Task details: Transcribe all of the records word for word, but omit the pictures.

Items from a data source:
_ _ _ _ _

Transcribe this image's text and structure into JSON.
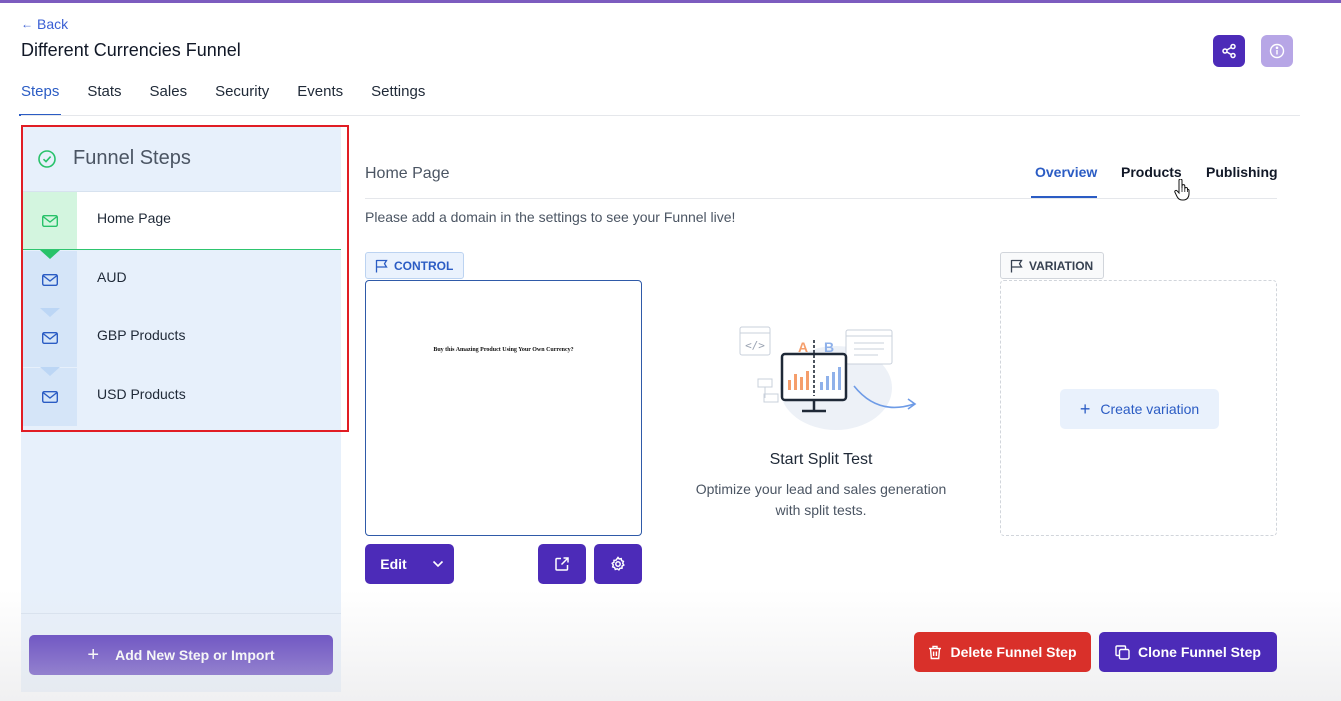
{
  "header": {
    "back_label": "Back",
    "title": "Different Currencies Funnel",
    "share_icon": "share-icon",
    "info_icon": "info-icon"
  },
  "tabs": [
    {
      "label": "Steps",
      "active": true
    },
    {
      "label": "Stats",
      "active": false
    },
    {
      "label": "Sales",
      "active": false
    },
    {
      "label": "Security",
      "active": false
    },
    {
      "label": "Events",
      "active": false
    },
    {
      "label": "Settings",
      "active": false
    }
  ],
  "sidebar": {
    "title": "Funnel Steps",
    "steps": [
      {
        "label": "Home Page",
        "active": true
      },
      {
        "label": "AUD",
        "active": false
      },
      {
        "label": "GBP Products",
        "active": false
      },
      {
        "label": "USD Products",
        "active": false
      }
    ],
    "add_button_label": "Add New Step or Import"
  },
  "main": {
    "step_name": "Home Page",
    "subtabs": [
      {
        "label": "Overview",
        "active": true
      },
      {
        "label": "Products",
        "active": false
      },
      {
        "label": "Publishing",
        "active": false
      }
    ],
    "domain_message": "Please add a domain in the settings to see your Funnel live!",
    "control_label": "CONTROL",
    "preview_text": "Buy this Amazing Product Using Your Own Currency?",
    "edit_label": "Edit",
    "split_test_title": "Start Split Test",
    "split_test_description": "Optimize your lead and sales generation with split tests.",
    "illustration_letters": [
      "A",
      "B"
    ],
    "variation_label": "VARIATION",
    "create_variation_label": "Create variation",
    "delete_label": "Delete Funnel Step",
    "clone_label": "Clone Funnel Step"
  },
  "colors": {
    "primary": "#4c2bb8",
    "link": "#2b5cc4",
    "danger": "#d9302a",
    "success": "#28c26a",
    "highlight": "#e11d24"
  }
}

_ _ _ _ _

Solution for this task:
Transcribe this image's text and structure into JSON.
{
  "header": {
    "back_label": "Back",
    "title": "Different Currencies Funnel",
    "share_icon": "share-icon",
    "info_icon": "info-icon"
  },
  "tabs": [
    {
      "label": "Steps",
      "active": true
    },
    {
      "label": "Stats",
      "active": false
    },
    {
      "label": "Sales",
      "active": false
    },
    {
      "label": "Security",
      "active": false
    },
    {
      "label": "Events",
      "active": false
    },
    {
      "label": "Settings",
      "active": false
    }
  ],
  "sidebar": {
    "title": "Funnel Steps",
    "steps": [
      {
        "label": "Home Page",
        "active": true
      },
      {
        "label": "AUD",
        "active": false
      },
      {
        "label": "GBP Products",
        "active": false
      },
      {
        "label": "USD Products",
        "active": false
      }
    ],
    "add_button_label": "Add New Step or Import"
  },
  "main": {
    "step_name": "Home Page",
    "subtabs": [
      {
        "label": "Overview",
        "active": true
      },
      {
        "label": "Products",
        "active": false
      },
      {
        "label": "Publishing",
        "active": false
      }
    ],
    "domain_message": "Please add a domain in the settings to see your Funnel live!",
    "control_label": "CONTROL",
    "preview_text": "Buy this Amazing Product Using Your Own Currency?",
    "edit_label": "Edit",
    "split_test_title": "Start Split Test",
    "split_test_description": "Optimize your lead and sales generation with split tests.",
    "illustration_letters": [
      "A",
      "B"
    ],
    "variation_label": "VARIATION",
    "create_variation_label": "Create variation",
    "delete_label": "Delete Funnel Step",
    "clone_label": "Clone Funnel Step"
  },
  "colors": {
    "primary": "#4c2bb8",
    "link": "#2b5cc4",
    "danger": "#d9302a",
    "success": "#28c26a",
    "highlight": "#e11d24"
  }
}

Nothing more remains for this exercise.